Retype the complete listing exactly as it appears.

## begin Material for this task

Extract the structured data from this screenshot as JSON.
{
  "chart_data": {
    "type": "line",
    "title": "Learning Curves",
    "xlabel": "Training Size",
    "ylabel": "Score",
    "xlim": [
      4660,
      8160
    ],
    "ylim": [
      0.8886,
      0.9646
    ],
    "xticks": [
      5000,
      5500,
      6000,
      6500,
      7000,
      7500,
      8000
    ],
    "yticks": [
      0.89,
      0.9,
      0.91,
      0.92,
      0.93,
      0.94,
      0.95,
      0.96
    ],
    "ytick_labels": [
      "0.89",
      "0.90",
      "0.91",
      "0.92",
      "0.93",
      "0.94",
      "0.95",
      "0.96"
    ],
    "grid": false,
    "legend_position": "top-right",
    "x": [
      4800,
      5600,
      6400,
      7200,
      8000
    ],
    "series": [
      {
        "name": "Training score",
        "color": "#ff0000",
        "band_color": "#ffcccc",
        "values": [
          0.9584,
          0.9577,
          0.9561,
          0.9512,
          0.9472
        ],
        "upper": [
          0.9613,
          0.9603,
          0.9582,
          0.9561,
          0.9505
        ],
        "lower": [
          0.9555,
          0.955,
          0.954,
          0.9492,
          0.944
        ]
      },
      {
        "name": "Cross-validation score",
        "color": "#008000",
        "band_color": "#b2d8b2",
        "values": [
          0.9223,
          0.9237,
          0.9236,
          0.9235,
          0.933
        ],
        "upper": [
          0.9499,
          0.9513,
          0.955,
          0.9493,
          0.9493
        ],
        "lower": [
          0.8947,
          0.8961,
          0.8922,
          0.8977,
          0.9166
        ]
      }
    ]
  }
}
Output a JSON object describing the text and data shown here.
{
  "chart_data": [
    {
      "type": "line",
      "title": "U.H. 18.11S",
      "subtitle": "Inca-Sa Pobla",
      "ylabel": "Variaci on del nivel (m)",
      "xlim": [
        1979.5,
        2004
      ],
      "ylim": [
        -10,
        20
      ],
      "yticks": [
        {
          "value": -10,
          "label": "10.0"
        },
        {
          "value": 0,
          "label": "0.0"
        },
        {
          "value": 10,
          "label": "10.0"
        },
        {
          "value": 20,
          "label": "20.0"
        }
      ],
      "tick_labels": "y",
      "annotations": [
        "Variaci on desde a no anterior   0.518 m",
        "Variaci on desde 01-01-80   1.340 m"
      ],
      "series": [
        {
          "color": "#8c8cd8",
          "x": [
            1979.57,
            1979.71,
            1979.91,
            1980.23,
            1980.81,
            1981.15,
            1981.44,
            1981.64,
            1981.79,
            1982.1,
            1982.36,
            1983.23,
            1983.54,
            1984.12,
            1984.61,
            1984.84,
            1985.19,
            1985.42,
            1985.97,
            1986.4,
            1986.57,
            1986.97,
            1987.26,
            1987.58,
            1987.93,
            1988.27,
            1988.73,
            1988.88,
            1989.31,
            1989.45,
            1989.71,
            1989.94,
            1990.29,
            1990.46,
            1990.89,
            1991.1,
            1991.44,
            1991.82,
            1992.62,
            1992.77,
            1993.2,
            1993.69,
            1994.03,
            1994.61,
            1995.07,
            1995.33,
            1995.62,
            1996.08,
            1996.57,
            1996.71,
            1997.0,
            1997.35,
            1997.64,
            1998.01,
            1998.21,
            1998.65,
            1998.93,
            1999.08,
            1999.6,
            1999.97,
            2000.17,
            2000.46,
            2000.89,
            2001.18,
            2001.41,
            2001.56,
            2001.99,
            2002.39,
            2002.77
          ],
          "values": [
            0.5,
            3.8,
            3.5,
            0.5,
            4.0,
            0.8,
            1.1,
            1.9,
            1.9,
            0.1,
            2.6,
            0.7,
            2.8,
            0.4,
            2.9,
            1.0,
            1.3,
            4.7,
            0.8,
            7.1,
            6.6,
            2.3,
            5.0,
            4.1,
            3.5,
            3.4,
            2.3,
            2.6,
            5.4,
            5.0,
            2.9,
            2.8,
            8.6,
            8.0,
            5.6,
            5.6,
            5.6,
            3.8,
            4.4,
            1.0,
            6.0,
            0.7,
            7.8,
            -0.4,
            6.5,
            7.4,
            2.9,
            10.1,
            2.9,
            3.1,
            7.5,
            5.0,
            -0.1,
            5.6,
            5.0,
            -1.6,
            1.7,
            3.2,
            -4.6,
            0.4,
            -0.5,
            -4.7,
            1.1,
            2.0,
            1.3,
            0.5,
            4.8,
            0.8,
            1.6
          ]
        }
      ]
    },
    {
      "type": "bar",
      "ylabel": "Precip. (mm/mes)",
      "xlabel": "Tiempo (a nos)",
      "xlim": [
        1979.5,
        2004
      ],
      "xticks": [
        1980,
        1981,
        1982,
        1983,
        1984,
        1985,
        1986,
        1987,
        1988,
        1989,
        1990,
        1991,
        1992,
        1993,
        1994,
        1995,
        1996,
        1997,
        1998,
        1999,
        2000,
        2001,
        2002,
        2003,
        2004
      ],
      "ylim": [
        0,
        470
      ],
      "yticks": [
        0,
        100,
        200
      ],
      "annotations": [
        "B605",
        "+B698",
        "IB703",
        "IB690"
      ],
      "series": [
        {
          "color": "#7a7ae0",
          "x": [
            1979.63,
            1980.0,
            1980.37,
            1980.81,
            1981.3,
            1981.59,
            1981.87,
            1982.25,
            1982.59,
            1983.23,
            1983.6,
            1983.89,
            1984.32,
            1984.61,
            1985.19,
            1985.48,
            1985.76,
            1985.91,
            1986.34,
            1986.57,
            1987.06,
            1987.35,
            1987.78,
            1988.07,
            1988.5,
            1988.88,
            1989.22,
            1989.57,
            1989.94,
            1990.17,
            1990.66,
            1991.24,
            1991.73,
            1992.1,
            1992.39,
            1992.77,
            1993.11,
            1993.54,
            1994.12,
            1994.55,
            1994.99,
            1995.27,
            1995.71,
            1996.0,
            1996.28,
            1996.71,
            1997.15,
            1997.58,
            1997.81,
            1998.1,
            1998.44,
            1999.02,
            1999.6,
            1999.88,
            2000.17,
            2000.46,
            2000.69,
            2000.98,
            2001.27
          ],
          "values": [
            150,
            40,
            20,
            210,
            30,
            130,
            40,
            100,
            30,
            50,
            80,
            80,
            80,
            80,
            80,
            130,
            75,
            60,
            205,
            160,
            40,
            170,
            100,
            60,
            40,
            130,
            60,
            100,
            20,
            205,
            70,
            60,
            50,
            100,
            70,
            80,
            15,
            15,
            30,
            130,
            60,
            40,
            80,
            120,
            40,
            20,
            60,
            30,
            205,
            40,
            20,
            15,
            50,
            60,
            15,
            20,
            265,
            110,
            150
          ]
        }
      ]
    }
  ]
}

## end Material for this task

:: Expected answer ::
Extract the structured data from this screenshot as JSON.
{
  "chart_data": {
    "type": "line",
    "title": "Learning Curves",
    "xlabel": "Training Size",
    "ylabel": "Score",
    "xlim": [
      4660,
      8160
    ],
    "ylim": [
      0.8886,
      0.9646
    ],
    "xticks": [
      5000,
      5500,
      6000,
      6500,
      7000,
      7500,
      8000
    ],
    "yticks": [
      0.89,
      0.9,
      0.91,
      0.92,
      0.93,
      0.94,
      0.95,
      0.96
    ],
    "ytick_labels": [
      "0.89",
      "0.90",
      "0.91",
      "0.92",
      "0.93",
      "0.94",
      "0.95",
      "0.96"
    ],
    "grid": false,
    "legend_position": "top-right",
    "x": [
      4800,
      5600,
      6400,
      7200,
      8000
    ],
    "series": [
      {
        "name": "Training score",
        "color": "#ff0000",
        "band_color": "#ffcccc",
        "values": [
          0.9584,
          0.9577,
          0.9561,
          0.9512,
          0.9472
        ],
        "upper": [
          0.9613,
          0.9603,
          0.9582,
          0.9561,
          0.9505
        ],
        "lower": [
          0.9555,
          0.955,
          0.954,
          0.9492,
          0.944
        ]
      },
      {
        "name": "Cross-validation score",
        "color": "#008000",
        "band_color": "#b2d8b2",
        "values": [
          0.9223,
          0.9237,
          0.9236,
          0.9235,
          0.933
        ],
        "upper": [
          0.9499,
          0.9513,
          0.955,
          0.9493,
          0.9493
        ],
        "lower": [
          0.8947,
          0.8961,
          0.8922,
          0.8977,
          0.9166
        ]
      }
    ]
  }
}
Output a JSON object describing the text and data shown here.
{
  "chart_data": [
    {
      "type": "line",
      "title": "U.H. 18.11S",
      "subtitle": "Inca-Sa Pobla",
      "ylabel": "Variaci on del nivel (m)",
      "xlim": [
        1979.5,
        2004
      ],
      "ylim": [
        -10,
        20
      ],
      "yticks": [
        {
          "value": -10,
          "label": "10.0"
        },
        {
          "value": 0,
          "label": "0.0"
        },
        {
          "value": 10,
          "label": "10.0"
        },
        {
          "value": 20,
          "label": "20.0"
        }
      ],
      "tick_labels": "y",
      "annotations": [
        "Variaci on desde a no anterior   0.518 m",
        "Variaci on desde 01-01-80   1.340 m"
      ],
      "series": [
        {
          "color": "#8c8cd8",
          "x": [
            1979.57,
            1979.71,
            1979.91,
            1980.23,
            1980.81,
            1981.15,
            1981.44,
            1981.64,
            1981.79,
            1982.1,
            1982.36,
            1983.23,
            1983.54,
            1984.12,
            1984.61,
            1984.84,
            1985.19,
            1985.42,
            1985.97,
            1986.4,
            1986.57,
            1986.97,
            1987.26,
            1987.58,
            1987.93,
            1988.27,
            1988.73,
            1988.88,
            1989.31,
            1989.45,
            1989.71,
            1989.94,
            1990.29,
            1990.46,
            1990.89,
            1991.1,
            1991.44,
            1991.82,
            1992.62,
            1992.77,
            1993.2,
            1993.69,
            1994.03,
            1994.61,
            1995.07,
            1995.33,
            1995.62,
            1996.08,
            1996.57,
            1996.71,
            1997.0,
            1997.35,
            1997.64,
            1998.01,
            1998.21,
            1998.65,
            1998.93,
            1999.08,
            1999.6,
            1999.97,
            2000.17,
            2000.46,
            2000.89,
            2001.18,
            2001.41,
            2001.56,
            2001.99,
            2002.39,
            2002.77
          ],
          "values": [
            0.5,
            3.8,
            3.5,
            0.5,
            4.0,
            0.8,
            1.1,
            1.9,
            1.9,
            0.1,
            2.6,
            0.7,
            2.8,
            0.4,
            2.9,
            1.0,
            1.3,
            4.7,
            0.8,
            7.1,
            6.6,
            2.3,
            5.0,
            4.1,
            3.5,
            3.4,
            2.3,
            2.6,
            5.4,
            5.0,
            2.9,
            2.8,
            8.6,
            8.0,
            5.6,
            5.6,
            5.6,
            3.8,
            4.4,
            1.0,
            6.0,
            0.7,
            7.8,
            -0.4,
            6.5,
            7.4,
            2.9,
            10.1,
            2.9,
            3.1,
            7.5,
            5.0,
            -0.1,
            5.6,
            5.0,
            -1.6,
            1.7,
            3.2,
            -4.6,
            0.4,
            -0.5,
            -4.7,
            1.1,
            2.0,
            1.3,
            0.5,
            4.8,
            0.8,
            1.6
          ]
        }
      ]
    },
    {
      "type": "bar",
      "ylabel": "Precip. (mm/mes)",
      "xlabel": "Tiempo (a nos)",
      "xlim": [
        1979.5,
        2004
      ],
      "xticks": [
        1980,
        1981,
        1982,
        1983,
        1984,
        1985,
        1986,
        1987,
        1988,
        1989,
        1990,
        1991,
        1992,
        1993,
        1994,
        1995,
        1996,
        1997,
        1998,
        1999,
        2000,
        2001,
        2002,
        2003,
        2004
      ],
      "ylim": [
        0,
        470
      ],
      "yticks": [
        0,
        100,
        200
      ],
      "annotations": [
        "B605",
        "+B698",
        "IB703",
        "IB690"
      ],
      "series": [
        {
          "color": "#7a7ae0",
          "x": [
            1979.63,
            1980.0,
            1980.37,
            1980.81,
            1981.3,
            1981.59,
            1981.87,
            1982.25,
            1982.59,
            1983.23,
            1983.6,
            1983.89,
            1984.32,
            1984.61,
            1985.19,
            1985.48,
            1985.76,
            1985.91,
            1986.34,
            1986.57,
            1987.06,
            1987.35,
            1987.78,
            1988.07,
            1988.5,
            1988.88,
            1989.22,
            1989.57,
            1989.94,
            1990.17,
            1990.66,
            1991.24,
            1991.73,
            1992.1,
            1992.39,
            1992.77,
            1993.11,
            1993.54,
            1994.12,
            1994.55,
            1994.99,
            1995.27,
            1995.71,
            1996.0,
            1996.28,
            1996.71,
            1997.15,
            1997.58,
            1997.81,
            1998.1,
            1998.44,
            1999.02,
            1999.6,
            1999.88,
            2000.17,
            2000.46,
            2000.69,
            2000.98,
            2001.27
          ],
          "values": [
            150,
            40,
            20,
            210,
            30,
            130,
            40,
            100,
            30,
            50,
            80,
            80,
            80,
            80,
            80,
            130,
            75,
            60,
            205,
            160,
            40,
            170,
            100,
            60,
            40,
            130,
            60,
            100,
            20,
            205,
            70,
            60,
            50,
            100,
            70,
            80,
            15,
            15,
            30,
            130,
            60,
            40,
            80,
            120,
            40,
            20,
            60,
            30,
            205,
            40,
            20,
            15,
            50,
            60,
            15,
            20,
            265,
            110,
            150
          ]
        }
      ]
    }
  ]
}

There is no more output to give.